#### [YOUR GOAL]
All of the entries need to be written out again, exactly as they are.

* Begin DATA FOR THIS EXERCISE *

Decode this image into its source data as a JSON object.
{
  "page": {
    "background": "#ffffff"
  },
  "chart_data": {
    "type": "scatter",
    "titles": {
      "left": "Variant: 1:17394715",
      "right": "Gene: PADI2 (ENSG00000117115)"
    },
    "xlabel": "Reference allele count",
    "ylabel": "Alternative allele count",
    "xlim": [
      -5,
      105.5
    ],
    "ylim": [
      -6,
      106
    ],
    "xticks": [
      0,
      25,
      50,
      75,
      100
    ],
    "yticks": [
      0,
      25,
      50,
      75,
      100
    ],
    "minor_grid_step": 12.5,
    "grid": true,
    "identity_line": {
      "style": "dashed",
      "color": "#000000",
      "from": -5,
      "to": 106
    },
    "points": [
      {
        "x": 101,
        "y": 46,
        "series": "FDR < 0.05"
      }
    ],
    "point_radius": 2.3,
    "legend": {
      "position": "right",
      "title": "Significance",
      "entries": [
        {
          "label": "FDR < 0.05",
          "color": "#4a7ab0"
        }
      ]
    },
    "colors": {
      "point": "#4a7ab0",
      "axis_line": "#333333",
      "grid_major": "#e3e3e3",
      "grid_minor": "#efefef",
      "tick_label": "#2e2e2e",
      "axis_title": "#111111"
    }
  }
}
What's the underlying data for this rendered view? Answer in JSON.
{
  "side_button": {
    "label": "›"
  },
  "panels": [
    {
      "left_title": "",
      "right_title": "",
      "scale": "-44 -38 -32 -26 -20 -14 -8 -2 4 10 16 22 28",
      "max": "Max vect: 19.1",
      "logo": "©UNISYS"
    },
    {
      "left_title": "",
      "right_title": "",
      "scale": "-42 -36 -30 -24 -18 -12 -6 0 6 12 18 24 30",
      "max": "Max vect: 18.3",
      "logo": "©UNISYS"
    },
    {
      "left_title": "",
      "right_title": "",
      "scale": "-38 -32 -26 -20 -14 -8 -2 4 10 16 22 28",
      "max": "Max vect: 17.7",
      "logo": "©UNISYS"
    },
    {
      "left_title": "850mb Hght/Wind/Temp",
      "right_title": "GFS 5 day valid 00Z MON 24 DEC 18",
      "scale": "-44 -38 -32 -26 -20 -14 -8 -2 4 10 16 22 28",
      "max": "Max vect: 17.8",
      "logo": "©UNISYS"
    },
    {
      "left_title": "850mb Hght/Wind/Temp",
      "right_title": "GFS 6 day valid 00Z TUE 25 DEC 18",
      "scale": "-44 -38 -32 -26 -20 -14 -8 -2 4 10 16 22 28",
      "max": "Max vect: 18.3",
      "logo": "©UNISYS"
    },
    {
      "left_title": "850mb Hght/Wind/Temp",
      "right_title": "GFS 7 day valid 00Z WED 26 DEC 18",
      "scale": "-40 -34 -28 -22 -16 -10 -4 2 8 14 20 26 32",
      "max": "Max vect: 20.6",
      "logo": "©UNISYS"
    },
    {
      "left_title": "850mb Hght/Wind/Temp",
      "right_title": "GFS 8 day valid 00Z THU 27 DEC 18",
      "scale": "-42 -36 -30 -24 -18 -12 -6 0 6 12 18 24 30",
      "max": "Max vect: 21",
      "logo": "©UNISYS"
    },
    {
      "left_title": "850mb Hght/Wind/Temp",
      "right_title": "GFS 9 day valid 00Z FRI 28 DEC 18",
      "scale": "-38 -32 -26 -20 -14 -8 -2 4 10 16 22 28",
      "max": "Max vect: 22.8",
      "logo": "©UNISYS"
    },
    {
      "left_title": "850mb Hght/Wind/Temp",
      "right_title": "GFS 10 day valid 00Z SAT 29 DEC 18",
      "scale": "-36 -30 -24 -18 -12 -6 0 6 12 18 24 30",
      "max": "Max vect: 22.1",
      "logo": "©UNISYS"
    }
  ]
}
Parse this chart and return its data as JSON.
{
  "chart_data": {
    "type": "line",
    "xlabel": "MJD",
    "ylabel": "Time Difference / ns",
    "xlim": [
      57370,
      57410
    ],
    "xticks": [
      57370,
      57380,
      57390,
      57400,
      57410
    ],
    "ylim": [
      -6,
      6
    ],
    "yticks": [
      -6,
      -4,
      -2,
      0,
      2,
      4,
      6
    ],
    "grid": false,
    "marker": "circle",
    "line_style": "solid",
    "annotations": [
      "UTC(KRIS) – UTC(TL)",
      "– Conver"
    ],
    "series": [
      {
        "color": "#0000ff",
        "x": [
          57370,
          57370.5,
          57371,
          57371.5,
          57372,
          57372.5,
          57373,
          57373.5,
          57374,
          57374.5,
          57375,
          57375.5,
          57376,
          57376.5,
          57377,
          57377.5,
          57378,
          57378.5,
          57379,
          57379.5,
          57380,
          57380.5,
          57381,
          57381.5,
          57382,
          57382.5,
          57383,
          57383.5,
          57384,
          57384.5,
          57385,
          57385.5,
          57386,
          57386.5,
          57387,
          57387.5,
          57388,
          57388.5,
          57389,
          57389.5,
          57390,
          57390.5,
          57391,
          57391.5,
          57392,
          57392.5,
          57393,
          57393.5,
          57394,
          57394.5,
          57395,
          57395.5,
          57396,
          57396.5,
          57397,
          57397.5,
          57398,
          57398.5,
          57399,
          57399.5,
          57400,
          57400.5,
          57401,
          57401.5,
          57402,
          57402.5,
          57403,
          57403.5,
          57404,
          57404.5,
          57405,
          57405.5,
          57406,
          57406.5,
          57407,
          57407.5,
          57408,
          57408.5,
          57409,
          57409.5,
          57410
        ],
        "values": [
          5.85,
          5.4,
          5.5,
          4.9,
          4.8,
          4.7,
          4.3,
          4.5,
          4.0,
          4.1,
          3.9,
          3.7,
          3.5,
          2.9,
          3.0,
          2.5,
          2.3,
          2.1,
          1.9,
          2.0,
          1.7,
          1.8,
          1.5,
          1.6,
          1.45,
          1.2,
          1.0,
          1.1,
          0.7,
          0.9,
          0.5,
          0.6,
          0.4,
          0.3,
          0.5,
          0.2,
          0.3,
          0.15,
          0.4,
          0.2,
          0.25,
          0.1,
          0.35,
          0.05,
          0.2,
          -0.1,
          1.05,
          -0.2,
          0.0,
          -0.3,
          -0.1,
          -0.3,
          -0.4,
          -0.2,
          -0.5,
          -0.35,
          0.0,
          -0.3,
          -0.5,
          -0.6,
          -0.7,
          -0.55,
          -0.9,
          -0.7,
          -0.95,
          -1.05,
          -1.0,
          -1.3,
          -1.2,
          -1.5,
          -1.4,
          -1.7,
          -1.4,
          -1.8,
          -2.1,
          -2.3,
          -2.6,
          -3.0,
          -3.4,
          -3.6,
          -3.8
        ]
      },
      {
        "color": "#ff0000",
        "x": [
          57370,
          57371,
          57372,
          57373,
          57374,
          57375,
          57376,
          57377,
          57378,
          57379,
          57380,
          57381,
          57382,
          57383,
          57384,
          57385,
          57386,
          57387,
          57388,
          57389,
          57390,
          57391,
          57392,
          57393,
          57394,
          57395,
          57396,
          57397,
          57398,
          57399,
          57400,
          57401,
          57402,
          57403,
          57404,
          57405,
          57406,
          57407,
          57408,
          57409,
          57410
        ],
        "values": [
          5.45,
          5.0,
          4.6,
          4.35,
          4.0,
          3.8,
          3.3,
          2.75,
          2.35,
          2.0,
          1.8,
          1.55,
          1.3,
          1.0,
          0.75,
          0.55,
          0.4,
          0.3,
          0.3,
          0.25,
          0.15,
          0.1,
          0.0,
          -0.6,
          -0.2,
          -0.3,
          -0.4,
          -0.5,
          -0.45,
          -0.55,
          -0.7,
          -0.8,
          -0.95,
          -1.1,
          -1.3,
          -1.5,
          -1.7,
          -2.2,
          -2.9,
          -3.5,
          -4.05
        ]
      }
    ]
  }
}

* End DATA FOR THIS EXERCISE *

#### [RESPONSE TO THIS TASK]
Decode this image into its source data as a JSON object.
{
  "page": {
    "background": "#ffffff"
  },
  "chart_data": {
    "type": "scatter",
    "titles": {
      "left": "Variant: 1:17394715",
      "right": "Gene: PADI2 (ENSG00000117115)"
    },
    "xlabel": "Reference allele count",
    "ylabel": "Alternative allele count",
    "xlim": [
      -5,
      105.5
    ],
    "ylim": [
      -6,
      106
    ],
    "xticks": [
      0,
      25,
      50,
      75,
      100
    ],
    "yticks": [
      0,
      25,
      50,
      75,
      100
    ],
    "minor_grid_step": 12.5,
    "grid": true,
    "identity_line": {
      "style": "dashed",
      "color": "#000000",
      "from": -5,
      "to": 106
    },
    "points": [
      {
        "x": 101,
        "y": 46,
        "series": "FDR < 0.05"
      }
    ],
    "point_radius": 2.3,
    "legend": {
      "position": "right",
      "title": "Significance",
      "entries": [
        {
          "label": "FDR < 0.05",
          "color": "#4a7ab0"
        }
      ]
    },
    "colors": {
      "point": "#4a7ab0",
      "axis_line": "#333333",
      "grid_major": "#e3e3e3",
      "grid_minor": "#efefef",
      "tick_label": "#2e2e2e",
      "axis_title": "#111111"
    }
  }
}
What's the underlying data for this rendered view? Answer in JSON.
{
  "side_button": {
    "label": "›"
  },
  "panels": [
    {
      "left_title": "",
      "right_title": "",
      "scale": "-44 -38 -32 -26 -20 -14 -8 -2 4 10 16 22 28",
      "max": "Max vect: 19.1",
      "logo": "©UNISYS"
    },
    {
      "left_title": "",
      "right_title": "",
      "scale": "-42 -36 -30 -24 -18 -12 -6 0 6 12 18 24 30",
      "max": "Max vect: 18.3",
      "logo": "©UNISYS"
    },
    {
      "left_title": "",
      "right_title": "",
      "scale": "-38 -32 -26 -20 -14 -8 -2 4 10 16 22 28",
      "max": "Max vect: 17.7",
      "logo": "©UNISYS"
    },
    {
      "left_title": "850mb Hght/Wind/Temp",
      "right_title": "GFS 5 day valid 00Z MON 24 DEC 18",
      "scale": "-44 -38 -32 -26 -20 -14 -8 -2 4 10 16 22 28",
      "max": "Max vect: 17.8",
      "logo": "©UNISYS"
    },
    {
      "left_title": "850mb Hght/Wind/Temp",
      "right_title": "GFS 6 day valid 00Z TUE 25 DEC 18",
      "scale": "-44 -38 -32 -26 -20 -14 -8 -2 4 10 16 22 28",
      "max": "Max vect: 18.3",
      "logo": "©UNISYS"
    },
    {
      "left_title": "850mb Hght/Wind/Temp",
      "right_title": "GFS 7 day valid 00Z WED 26 DEC 18",
      "scale": "-40 -34 -28 -22 -16 -10 -4 2 8 14 20 26 32",
      "max": "Max vect: 20.6",
      "logo": "©UNISYS"
    },
    {
      "left_title": "850mb Hght/Wind/Temp",
      "right_title": "GFS 8 day valid 00Z THU 27 DEC 18",
      "scale": "-42 -36 -30 -24 -18 -12 -6 0 6 12 18 24 30",
      "max": "Max vect: 21",
      "logo": "©UNISYS"
    },
    {
      "left_title": "850mb Hght/Wind/Temp",
      "right_title": "GFS 9 day valid 00Z FRI 28 DEC 18",
      "scale": "-38 -32 -26 -20 -14 -8 -2 4 10 16 22 28",
      "max": "Max vect: 22.8",
      "logo": "©UNISYS"
    },
    {
      "left_title": "850mb Hght/Wind/Temp",
      "right_title": "GFS 10 day valid 00Z SAT 29 DEC 18",
      "scale": "-36 -30 -24 -18 -12 -6 0 6 12 18 24 30",
      "max": "Max vect: 22.1",
      "logo": "©UNISYS"
    }
  ]
}
Parse this chart and return its data as JSON.
{
  "chart_data": {
    "type": "line",
    "xlabel": "MJD",
    "ylabel": "Time Difference / ns",
    "xlim": [
      57370,
      57410
    ],
    "xticks": [
      57370,
      57380,
      57390,
      57400,
      57410
    ],
    "ylim": [
      -6,
      6
    ],
    "yticks": [
      -6,
      -4,
      -2,
      0,
      2,
      4,
      6
    ],
    "grid": false,
    "marker": "circle",
    "line_style": "solid",
    "annotations": [
      "UTC(KRIS) – UTC(TL)",
      "– Conver"
    ],
    "series": [
      {
        "color": "#0000ff",
        "x": [
          57370,
          57370.5,
          57371,
          57371.5,
          57372,
          57372.5,
          57373,
          57373.5,
          57374,
          57374.5,
          57375,
          57375.5,
          57376,
          57376.5,
          57377,
          57377.5,
          57378,
          57378.5,
          57379,
          57379.5,
          57380,
          57380.5,
          57381,
          57381.5,
          57382,
          57382.5,
          57383,
          57383.5,
          57384,
          57384.5,
          57385,
          57385.5,
          57386,
          57386.5,
          57387,
          57387.5,
          57388,
          57388.5,
          57389,
          57389.5,
          57390,
          57390.5,
          57391,
          57391.5,
          57392,
          57392.5,
          57393,
          57393.5,
          57394,
          57394.5,
          57395,
          57395.5,
          57396,
          57396.5,
          57397,
          57397.5,
          57398,
          57398.5,
          57399,
          57399.5,
          57400,
          57400.5,
          57401,
          57401.5,
          57402,
          57402.5,
          57403,
          57403.5,
          57404,
          57404.5,
          57405,
          57405.5,
          57406,
          57406.5,
          57407,
          57407.5,
          57408,
          57408.5,
          57409,
          57409.5,
          57410
        ],
        "values": [
          5.85,
          5.4,
          5.5,
          4.9,
          4.8,
          4.7,
          4.3,
          4.5,
          4.0,
          4.1,
          3.9,
          3.7,
          3.5,
          2.9,
          3.0,
          2.5,
          2.3,
          2.1,
          1.9,
          2.0,
          1.7,
          1.8,
          1.5,
          1.6,
          1.45,
          1.2,
          1.0,
          1.1,
          0.7,
          0.9,
          0.5,
          0.6,
          0.4,
          0.3,
          0.5,
          0.2,
          0.3,
          0.15,
          0.4,
          0.2,
          0.25,
          0.1,
          0.35,
          0.05,
          0.2,
          -0.1,
          1.05,
          -0.2,
          0.0,
          -0.3,
          -0.1,
          -0.3,
          -0.4,
          -0.2,
          -0.5,
          -0.35,
          0.0,
          -0.3,
          -0.5,
          -0.6,
          -0.7,
          -0.55,
          -0.9,
          -0.7,
          -0.95,
          -1.05,
          -1.0,
          -1.3,
          -1.2,
          -1.5,
          -1.4,
          -1.7,
          -1.4,
          -1.8,
          -2.1,
          -2.3,
          -2.6,
          -3.0,
          -3.4,
          -3.6,
          -3.8
        ]
      },
      {
        "color": "#ff0000",
        "x": [
          57370,
          57371,
          57372,
          57373,
          57374,
          57375,
          57376,
          57377,
          57378,
          57379,
          57380,
          57381,
          57382,
          57383,
          57384,
          57385,
          57386,
          57387,
          57388,
          57389,
          57390,
          57391,
          57392,
          57393,
          57394,
          57395,
          57396,
          57397,
          57398,
          57399,
          57400,
          57401,
          57402,
          57403,
          57404,
          57405,
          57406,
          57407,
          57408,
          57409,
          57410
        ],
        "values": [
          5.45,
          5.0,
          4.6,
          4.35,
          4.0,
          3.8,
          3.3,
          2.75,
          2.35,
          2.0,
          1.8,
          1.55,
          1.3,
          1.0,
          0.75,
          0.55,
          0.4,
          0.3,
          0.3,
          0.25,
          0.15,
          0.1,
          0.0,
          -0.6,
          -0.2,
          -0.3,
          -0.4,
          -0.5,
          -0.45,
          -0.55,
          -0.7,
          -0.8,
          -0.95,
          -1.1,
          -1.3,
          -1.5,
          -1.7,
          -2.2,
          -2.9,
          -3.5,
          -4.05
        ]
      }
    ]
  }
}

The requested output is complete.